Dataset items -
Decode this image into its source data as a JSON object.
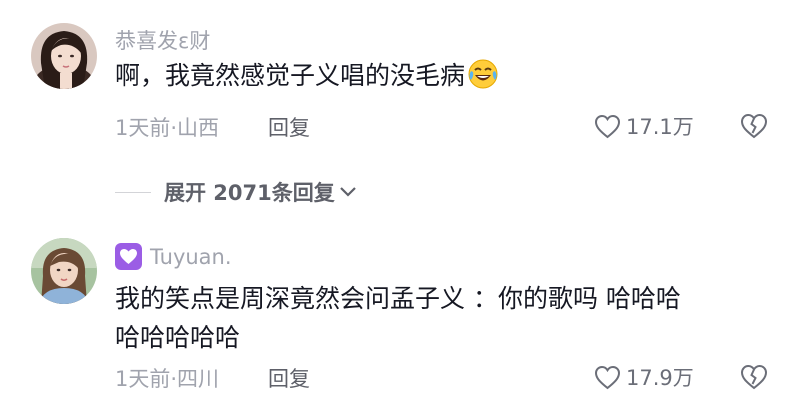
{
  "comments": [
    {
      "username": "恭喜发ε财",
      "text": "啊，我竟然感觉子义唱的没毛病",
      "emoji": "laughing-crying-emoji",
      "time_location": "1天前·山西",
      "reply_label": "回复",
      "like_count": "17.1万"
    },
    {
      "username": "Tuyuan.",
      "badge": "heart-badge-icon",
      "text_line1": "我的笑点是周深竟然会问孟子义 ：你的歌吗 哈哈哈",
      "text_line2": "哈哈哈哈哈",
      "time_location": "1天前·四川",
      "reply_label": "回复",
      "like_count": "17.9万"
    }
  ],
  "expand_replies": {
    "label": "展开 2071条回复"
  },
  "colors": {
    "meta_text": "#a0a3ad",
    "primary_text": "#161823",
    "badge": "#9b5de5"
  }
}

Goal - Nothing but a number is needed here: how many lines hold the string "badge"?

Solution for this task - 2